• [CHALLENGE]:
Output the material below unchanged, apart from leaving out the pictures.

• [EXCERPTED DATA]:
— START —

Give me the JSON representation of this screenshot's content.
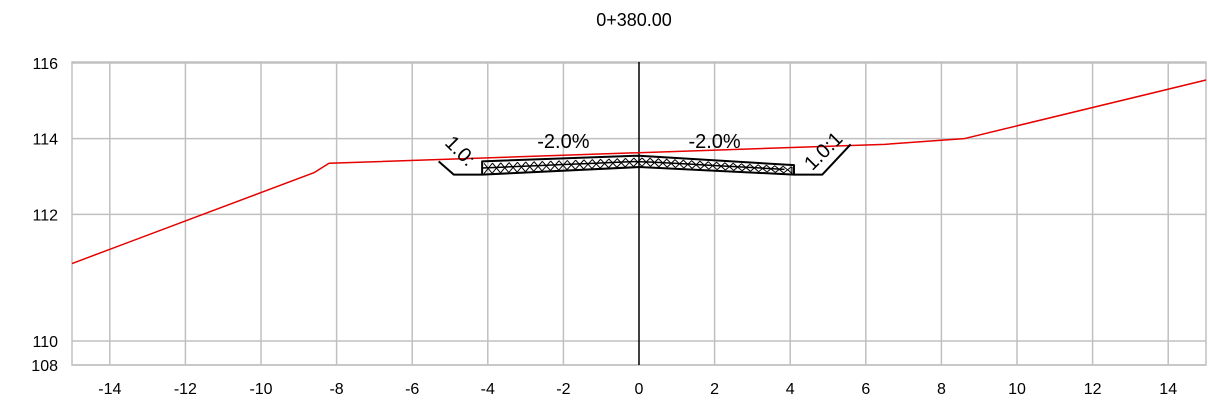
{
  "chart_data": {
    "type": "line",
    "title": "0+380.00",
    "xlim": [
      -15,
      15
    ],
    "ylim": [
      108,
      116
    ],
    "y_display_ticks": [
      108,
      110,
      112,
      114,
      116
    ],
    "x_ticks": [
      -14,
      -12,
      -10,
      -8,
      -6,
      -4,
      -2,
      0,
      2,
      4,
      6,
      8,
      10,
      12,
      14
    ],
    "x_tick_labels": [
      "-14",
      "-12",
      "-10",
      "-8",
      "-6",
      "-4",
      "-2",
      "0",
      "2",
      "4",
      "6",
      "8",
      "10",
      "12",
      "14"
    ],
    "y_tick_labels": [
      "116",
      "114",
      "112",
      "110",
      "108"
    ],
    "grid": true,
    "colors": {
      "ground": "#e60000",
      "design": "#000000",
      "grid": "#c0c0c0"
    },
    "series": [
      {
        "x": [
          -15.0,
          -8.6,
          -8.2,
          6.5,
          8.6,
          15.0
        ],
        "y": [
          110.7,
          113.1,
          113.35,
          113.85,
          114.0,
          115.55
        ]
      },
      {
        "x": [
          -5.3,
          -4.9,
          -4.15,
          0.0,
          4.1,
          4.85,
          5.6
        ],
        "y": [
          113.4,
          113.05,
          113.05,
          113.25,
          113.05,
          113.05,
          113.85
        ]
      },
      {
        "x": [
          -4.15,
          -4.15,
          0.0,
          4.1,
          4.1
        ],
        "y": [
          113.05,
          113.4,
          113.55,
          113.3,
          113.05
        ]
      }
    ],
    "centerline_x": 0,
    "annotations": [
      {
        "text": "-2.0%",
        "x": -2.0,
        "y": 113.75
      },
      {
        "text": "-2.0%",
        "x": 2.0,
        "y": 113.75
      },
      {
        "text": "1.0:",
        "x": -4.85,
        "y": 113.55,
        "rotation": 45
      },
      {
        "text": "1.0:1",
        "x": 5.0,
        "y": 113.55,
        "rotation": -45
      }
    ]
  }
}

— END —

• [COMPLETE OUTPUT]:
Give me the JSON representation of this screenshot's content.
{
  "chart_data": {
    "type": "line",
    "title": "0+380.00",
    "xlim": [
      -15,
      15
    ],
    "ylim": [
      108,
      116
    ],
    "y_display_ticks": [
      108,
      110,
      112,
      114,
      116
    ],
    "x_ticks": [
      -14,
      -12,
      -10,
      -8,
      -6,
      -4,
      -2,
      0,
      2,
      4,
      6,
      8,
      10,
      12,
      14
    ],
    "x_tick_labels": [
      "-14",
      "-12",
      "-10",
      "-8",
      "-6",
      "-4",
      "-2",
      "0",
      "2",
      "4",
      "6",
      "8",
      "10",
      "12",
      "14"
    ],
    "y_tick_labels": [
      "116",
      "114",
      "112",
      "110",
      "108"
    ],
    "grid": true,
    "colors": {
      "ground": "#e60000",
      "design": "#000000",
      "grid": "#c0c0c0"
    },
    "series": [
      {
        "x": [
          -15.0,
          -8.6,
          -8.2,
          6.5,
          8.6,
          15.0
        ],
        "y": [
          110.7,
          113.1,
          113.35,
          113.85,
          114.0,
          115.55
        ]
      },
      {
        "x": [
          -5.3,
          -4.9,
          -4.15,
          0.0,
          4.1,
          4.85,
          5.6
        ],
        "y": [
          113.4,
          113.05,
          113.05,
          113.25,
          113.05,
          113.05,
          113.85
        ]
      },
      {
        "x": [
          -4.15,
          -4.15,
          0.0,
          4.1,
          4.1
        ],
        "y": [
          113.05,
          113.4,
          113.55,
          113.3,
          113.05
        ]
      }
    ],
    "centerline_x": 0,
    "annotations": [
      {
        "text": "-2.0%",
        "x": -2.0,
        "y": 113.75
      },
      {
        "text": "-2.0%",
        "x": 2.0,
        "y": 113.75
      },
      {
        "text": "1.0:",
        "x": -4.85,
        "y": 113.55,
        "rotation": 45
      },
      {
        "text": "1.0:1",
        "x": 5.0,
        "y": 113.55,
        "rotation": -45
      }
    ]
  }
}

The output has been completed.